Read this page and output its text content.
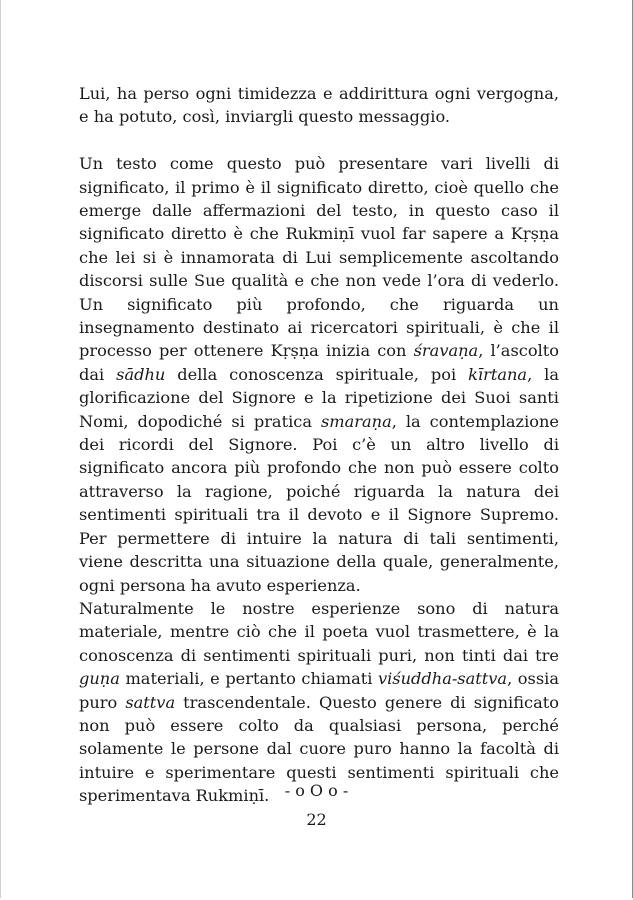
Lui, ha perso ogni timidezza e addirittura ogni vergogna, e ha potuto, così, inviargli questo messaggio.

Un testo come questo può presentare vari livelli di significato, il primo è il significato diretto, cioè quello che emerge dalle affermazioni del testo, in questo caso il significato diretto è che Rukmiṇī vuol far sapere a Kṛṣṇa che lei si è innamorata di Lui semplicemente ascoltando discorsi sulle Sue qualità e che non vede l’ora di vederlo. Un significato più profondo, che riguarda un insegnamento destinato ai ricercatori spirituali, è che il processo per ottenere Kṛṣṇa inizia con śravaṇa, l’ascolto dai sādhu della conoscenza spirituale, poi kīrtana, la glorificazione del Signore e la ripetizione dei Suoi santi Nomi, dopodiché si pratica smaraṇa, la contemplazione dei ricordi del Signore. Poi c’è un altro livello di significato ancora più profondo che non può essere colto attraverso la ragione, poiché riguarda la natura dei sentimenti spirituali tra il devoto e il Signore Supremo. Per permettere di intuire la natura di tali sentimenti, viene descritta una situazione della quale, generalmente, ogni persona ha avuto esperienza.

Naturalmente le nostre esperienze sono di natura materiale, mentre ciò che il poeta vuol trasmettere, è la conoscenza di sentimenti spirituali puri, non tinti dai tre guṇa materiali, e pertanto chiamati viśuddha-sattva, ossia puro sattva trascendentale. Questo genere di significato non può essere colto da qualsiasi persona, perché solamente le persone dal cuore puro hanno la facoltà di intuire e sperimentare questi sentimenti spirituali che sperimentava Rukmiṇī. - o O o -
22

────────

◆ Task to carry out: Reproduce every line above as written, skipping pictures.

◆ Task response:
Read this page and output its text content.
Lui, ha perso ogni timidezza e addirittura ogni vergogna, e ha potuto, così, inviargli questo messaggio.

Un testo come questo può presentare vari livelli di significato, il primo è il significato diretto, cioè quello che emerge dalle affermazioni del testo, in questo caso il significato diretto è che Rukmiṇī vuol far sapere a Kṛṣṇa che lei si è innamorata di Lui semplicemente ascoltando discorsi sulle Sue qualità e che non vede l’ora di vederlo. Un significato più profondo, che riguarda un insegnamento destinato ai ricercatori spirituali, è che il processo per ottenere Kṛṣṇa inizia con śravaṇa, l’ascolto dai sādhu della conoscenza spirituale, poi kīrtana, la glorificazione del Signore e la ripetizione dei Suoi santi Nomi, dopodiché si pratica smaraṇa, la contemplazione dei ricordi del Signore. Poi c’è un altro livello di significato ancora più profondo che non può essere colto attraverso la ragione, poiché riguarda la natura dei sentimenti spirituali tra il devoto e il Signore Supremo. Per permettere di intuire la natura di tali sentimenti, viene descritta una situazione della quale, generalmente, ogni persona ha avuto esperienza.

Naturalmente le nostre esperienze sono di natura materiale, mentre ciò che il poeta vuol trasmettere, è la conoscenza di sentimenti spirituali puri, non tinti dai tre guṇa materiali, e pertanto chiamati viśuddha-sattva, ossia puro sattva trascendentale. Questo genere di significato non può essere colto da qualsiasi persona, perché solamente le persone dal cuore puro hanno la facoltà di intuire e sperimentare questi sentimenti spirituali che sperimentava Rukmiṇī. - o O o -
22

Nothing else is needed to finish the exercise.